-- begin The input --

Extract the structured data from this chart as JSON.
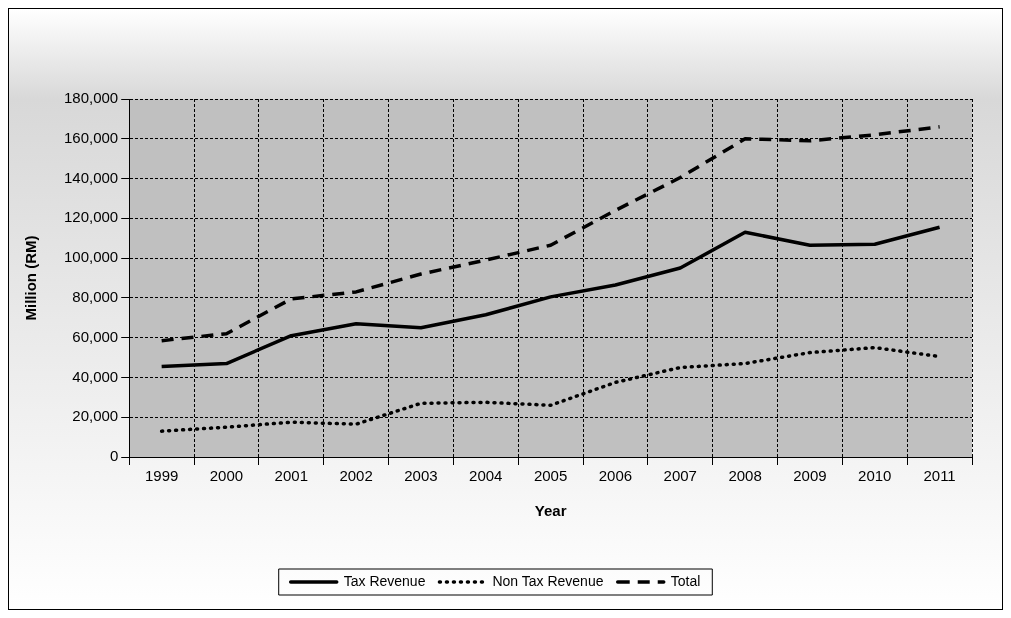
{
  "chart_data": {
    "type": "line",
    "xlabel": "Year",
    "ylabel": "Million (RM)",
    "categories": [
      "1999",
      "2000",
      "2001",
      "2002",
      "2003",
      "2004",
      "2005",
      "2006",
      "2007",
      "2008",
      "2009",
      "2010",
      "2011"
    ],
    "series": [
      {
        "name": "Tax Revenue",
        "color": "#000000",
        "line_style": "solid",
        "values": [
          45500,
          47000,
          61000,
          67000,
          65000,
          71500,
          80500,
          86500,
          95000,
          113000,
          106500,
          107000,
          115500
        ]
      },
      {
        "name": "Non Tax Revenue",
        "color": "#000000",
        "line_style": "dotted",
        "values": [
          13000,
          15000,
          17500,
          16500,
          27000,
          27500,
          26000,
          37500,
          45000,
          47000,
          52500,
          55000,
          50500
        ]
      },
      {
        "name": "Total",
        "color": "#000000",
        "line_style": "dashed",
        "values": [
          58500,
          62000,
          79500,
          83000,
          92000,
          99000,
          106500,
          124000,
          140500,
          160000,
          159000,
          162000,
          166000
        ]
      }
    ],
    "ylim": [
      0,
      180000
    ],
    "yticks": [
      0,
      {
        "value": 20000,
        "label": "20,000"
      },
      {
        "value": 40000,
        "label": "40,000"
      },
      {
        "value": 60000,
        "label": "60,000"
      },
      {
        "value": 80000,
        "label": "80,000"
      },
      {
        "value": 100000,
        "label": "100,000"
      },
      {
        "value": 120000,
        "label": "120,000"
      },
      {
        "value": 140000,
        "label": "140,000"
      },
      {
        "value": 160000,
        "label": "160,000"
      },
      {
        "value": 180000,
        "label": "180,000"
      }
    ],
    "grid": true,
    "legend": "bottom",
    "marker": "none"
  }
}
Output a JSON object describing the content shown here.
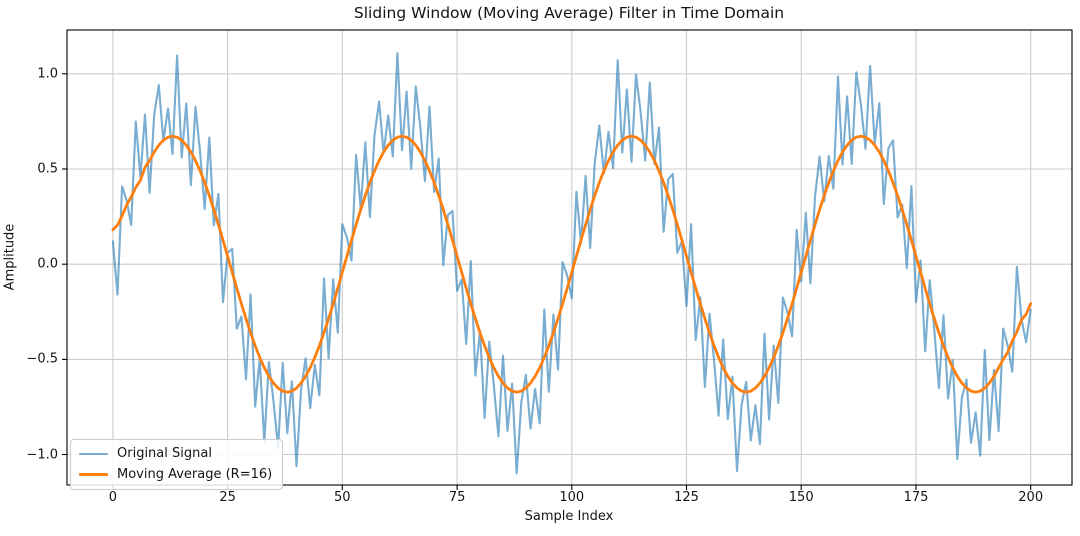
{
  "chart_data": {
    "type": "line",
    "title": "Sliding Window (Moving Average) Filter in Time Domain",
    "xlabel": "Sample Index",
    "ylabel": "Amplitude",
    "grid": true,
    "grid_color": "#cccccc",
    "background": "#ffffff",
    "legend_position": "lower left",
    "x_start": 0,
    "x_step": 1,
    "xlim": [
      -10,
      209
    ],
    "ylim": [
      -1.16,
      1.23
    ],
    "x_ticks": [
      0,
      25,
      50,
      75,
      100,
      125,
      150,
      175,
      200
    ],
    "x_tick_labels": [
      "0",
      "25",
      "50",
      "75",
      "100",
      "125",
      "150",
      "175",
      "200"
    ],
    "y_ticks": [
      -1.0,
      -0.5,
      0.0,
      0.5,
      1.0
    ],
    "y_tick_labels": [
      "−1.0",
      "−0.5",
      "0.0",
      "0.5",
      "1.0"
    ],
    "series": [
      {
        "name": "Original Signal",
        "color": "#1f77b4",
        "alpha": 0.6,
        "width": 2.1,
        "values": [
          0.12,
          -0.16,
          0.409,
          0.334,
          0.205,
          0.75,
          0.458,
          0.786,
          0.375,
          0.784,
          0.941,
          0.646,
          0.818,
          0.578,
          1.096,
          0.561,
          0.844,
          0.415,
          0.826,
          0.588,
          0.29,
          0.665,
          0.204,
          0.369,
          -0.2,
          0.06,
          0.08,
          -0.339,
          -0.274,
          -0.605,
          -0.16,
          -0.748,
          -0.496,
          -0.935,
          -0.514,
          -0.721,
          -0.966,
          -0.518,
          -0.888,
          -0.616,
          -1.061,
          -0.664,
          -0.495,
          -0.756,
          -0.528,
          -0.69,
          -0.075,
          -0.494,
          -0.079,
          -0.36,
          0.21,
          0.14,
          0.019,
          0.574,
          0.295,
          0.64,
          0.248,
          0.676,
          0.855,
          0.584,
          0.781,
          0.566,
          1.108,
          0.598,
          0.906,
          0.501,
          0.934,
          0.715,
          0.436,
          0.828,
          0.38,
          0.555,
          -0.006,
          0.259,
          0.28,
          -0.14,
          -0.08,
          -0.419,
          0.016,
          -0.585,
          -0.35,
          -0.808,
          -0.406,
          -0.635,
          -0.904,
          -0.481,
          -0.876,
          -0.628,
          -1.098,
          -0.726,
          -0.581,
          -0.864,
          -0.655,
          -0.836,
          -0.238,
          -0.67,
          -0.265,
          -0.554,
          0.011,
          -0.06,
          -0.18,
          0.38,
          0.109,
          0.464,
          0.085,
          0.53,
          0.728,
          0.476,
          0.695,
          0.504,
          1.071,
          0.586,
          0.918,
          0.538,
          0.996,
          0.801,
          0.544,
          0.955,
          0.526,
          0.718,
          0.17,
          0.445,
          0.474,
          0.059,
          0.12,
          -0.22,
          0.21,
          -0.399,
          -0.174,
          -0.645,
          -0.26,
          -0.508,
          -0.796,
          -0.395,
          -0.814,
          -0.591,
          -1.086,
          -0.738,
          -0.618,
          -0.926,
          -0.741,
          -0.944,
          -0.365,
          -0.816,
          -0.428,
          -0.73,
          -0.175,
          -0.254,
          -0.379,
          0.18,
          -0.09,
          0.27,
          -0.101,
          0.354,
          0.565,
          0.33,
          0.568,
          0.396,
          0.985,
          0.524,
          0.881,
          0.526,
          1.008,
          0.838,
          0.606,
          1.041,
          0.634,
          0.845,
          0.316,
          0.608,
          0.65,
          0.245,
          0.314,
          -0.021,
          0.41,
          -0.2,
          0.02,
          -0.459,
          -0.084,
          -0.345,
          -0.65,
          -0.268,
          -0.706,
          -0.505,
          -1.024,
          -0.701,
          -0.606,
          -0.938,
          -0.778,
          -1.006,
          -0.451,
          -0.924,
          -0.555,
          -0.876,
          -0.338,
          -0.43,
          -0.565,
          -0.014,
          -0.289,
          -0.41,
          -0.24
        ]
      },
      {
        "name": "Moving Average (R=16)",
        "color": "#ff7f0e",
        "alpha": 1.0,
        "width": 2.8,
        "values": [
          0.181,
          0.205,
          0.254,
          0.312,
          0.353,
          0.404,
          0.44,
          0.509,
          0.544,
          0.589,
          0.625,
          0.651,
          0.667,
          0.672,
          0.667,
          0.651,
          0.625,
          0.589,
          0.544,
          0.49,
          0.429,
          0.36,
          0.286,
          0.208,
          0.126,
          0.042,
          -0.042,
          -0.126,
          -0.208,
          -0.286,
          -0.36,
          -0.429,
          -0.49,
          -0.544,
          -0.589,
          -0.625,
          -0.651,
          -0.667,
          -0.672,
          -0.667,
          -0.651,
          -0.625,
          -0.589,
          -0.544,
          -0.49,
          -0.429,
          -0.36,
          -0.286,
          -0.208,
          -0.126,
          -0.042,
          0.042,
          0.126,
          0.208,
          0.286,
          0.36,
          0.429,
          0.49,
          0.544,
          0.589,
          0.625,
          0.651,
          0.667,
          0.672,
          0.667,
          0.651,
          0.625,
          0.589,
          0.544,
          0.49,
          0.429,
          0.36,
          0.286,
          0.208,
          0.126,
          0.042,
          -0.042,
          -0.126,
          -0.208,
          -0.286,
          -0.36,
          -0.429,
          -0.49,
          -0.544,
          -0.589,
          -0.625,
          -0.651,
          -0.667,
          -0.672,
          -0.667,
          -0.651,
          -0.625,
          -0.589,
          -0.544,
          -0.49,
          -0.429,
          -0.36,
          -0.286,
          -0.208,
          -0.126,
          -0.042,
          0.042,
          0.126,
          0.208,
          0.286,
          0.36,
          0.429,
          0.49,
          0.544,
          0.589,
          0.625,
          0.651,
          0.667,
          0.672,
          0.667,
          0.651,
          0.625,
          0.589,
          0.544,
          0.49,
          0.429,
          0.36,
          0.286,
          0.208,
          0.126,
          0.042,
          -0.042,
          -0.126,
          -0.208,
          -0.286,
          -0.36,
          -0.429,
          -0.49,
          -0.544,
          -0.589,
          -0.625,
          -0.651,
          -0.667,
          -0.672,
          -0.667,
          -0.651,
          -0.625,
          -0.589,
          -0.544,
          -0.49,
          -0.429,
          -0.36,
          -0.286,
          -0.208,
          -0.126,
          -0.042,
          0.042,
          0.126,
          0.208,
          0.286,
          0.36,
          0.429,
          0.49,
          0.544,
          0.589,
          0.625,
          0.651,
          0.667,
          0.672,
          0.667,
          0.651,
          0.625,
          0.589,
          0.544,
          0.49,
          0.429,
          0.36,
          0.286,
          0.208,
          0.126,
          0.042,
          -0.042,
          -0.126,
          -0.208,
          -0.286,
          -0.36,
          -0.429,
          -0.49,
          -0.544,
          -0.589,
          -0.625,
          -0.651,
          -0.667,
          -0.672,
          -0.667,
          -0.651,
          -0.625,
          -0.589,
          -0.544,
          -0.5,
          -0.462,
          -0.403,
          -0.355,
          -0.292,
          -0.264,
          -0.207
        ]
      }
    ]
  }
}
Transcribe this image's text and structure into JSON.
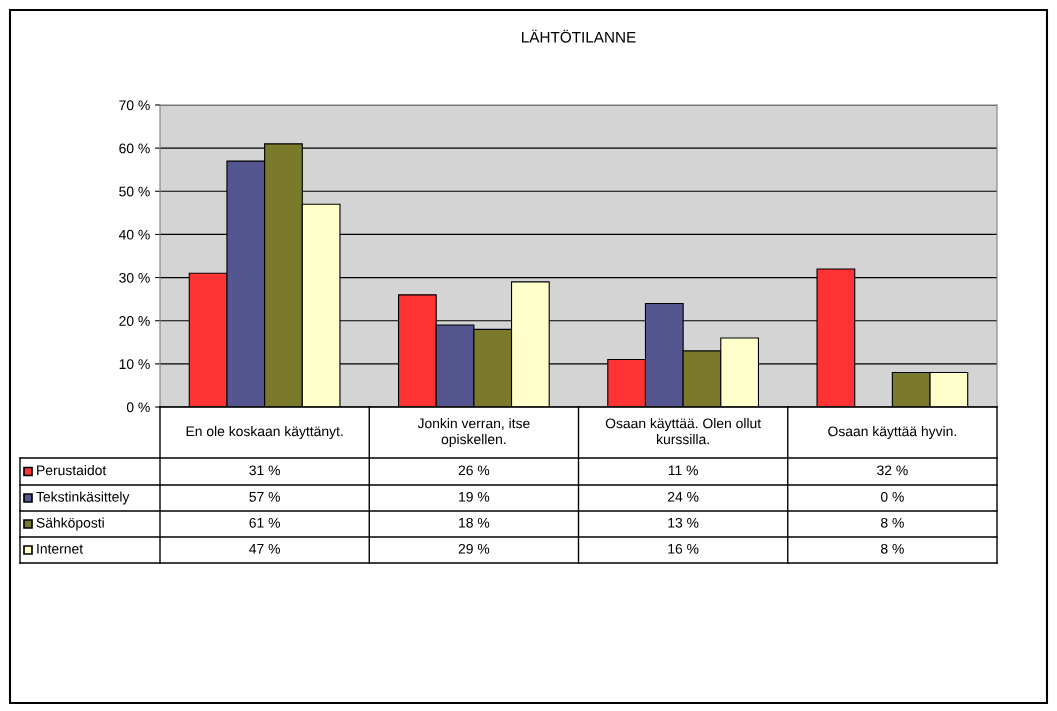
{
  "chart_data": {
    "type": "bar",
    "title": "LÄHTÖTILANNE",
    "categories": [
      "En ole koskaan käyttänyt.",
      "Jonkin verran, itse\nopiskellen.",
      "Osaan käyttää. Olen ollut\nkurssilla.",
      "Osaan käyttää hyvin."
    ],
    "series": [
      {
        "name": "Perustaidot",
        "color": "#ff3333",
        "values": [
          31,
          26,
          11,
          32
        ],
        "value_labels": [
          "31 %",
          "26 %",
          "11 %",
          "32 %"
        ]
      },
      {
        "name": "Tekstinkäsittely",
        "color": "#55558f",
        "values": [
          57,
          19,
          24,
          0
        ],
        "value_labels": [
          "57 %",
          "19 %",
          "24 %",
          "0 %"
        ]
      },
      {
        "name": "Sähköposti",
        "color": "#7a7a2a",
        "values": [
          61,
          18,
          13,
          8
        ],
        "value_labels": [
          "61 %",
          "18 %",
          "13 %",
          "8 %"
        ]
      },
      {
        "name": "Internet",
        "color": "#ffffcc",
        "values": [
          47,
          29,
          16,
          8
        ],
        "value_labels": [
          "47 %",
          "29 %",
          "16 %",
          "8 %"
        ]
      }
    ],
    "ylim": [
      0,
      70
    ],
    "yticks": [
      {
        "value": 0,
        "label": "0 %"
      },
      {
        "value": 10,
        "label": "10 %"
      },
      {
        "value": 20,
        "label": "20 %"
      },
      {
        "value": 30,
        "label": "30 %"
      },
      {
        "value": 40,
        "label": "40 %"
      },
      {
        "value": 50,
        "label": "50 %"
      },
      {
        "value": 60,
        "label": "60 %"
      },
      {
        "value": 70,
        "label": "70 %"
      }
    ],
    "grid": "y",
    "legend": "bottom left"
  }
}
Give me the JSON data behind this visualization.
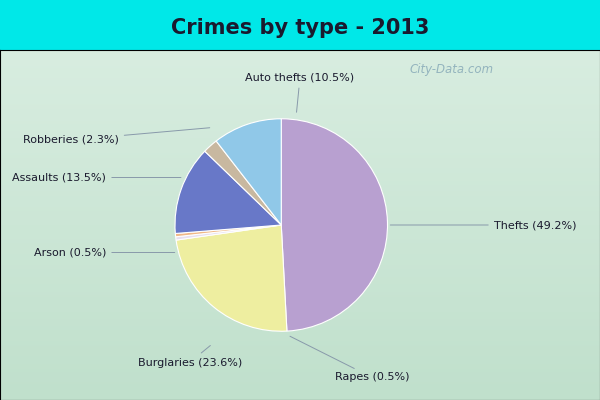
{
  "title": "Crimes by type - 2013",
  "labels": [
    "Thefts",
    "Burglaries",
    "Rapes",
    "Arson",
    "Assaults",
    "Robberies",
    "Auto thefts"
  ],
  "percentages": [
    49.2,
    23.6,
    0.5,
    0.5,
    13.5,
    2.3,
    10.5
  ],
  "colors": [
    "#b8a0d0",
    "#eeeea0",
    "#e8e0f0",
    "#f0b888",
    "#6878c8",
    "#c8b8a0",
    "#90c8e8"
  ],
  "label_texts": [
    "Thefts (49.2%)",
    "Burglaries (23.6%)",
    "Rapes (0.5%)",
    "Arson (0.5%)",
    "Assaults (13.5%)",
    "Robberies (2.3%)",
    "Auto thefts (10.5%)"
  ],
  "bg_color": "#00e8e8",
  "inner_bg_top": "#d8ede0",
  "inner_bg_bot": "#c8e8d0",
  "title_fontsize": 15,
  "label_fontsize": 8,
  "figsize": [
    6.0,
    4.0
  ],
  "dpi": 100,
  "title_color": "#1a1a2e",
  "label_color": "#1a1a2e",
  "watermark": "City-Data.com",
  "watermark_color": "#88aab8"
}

-- end The input --

Look for the word "Osaan" and return every line where it occurs.

* _Response to this task_
      "Osaan käyttää. Olen ollut\nkurssilla.",
      "Osaan käyttää hyvin."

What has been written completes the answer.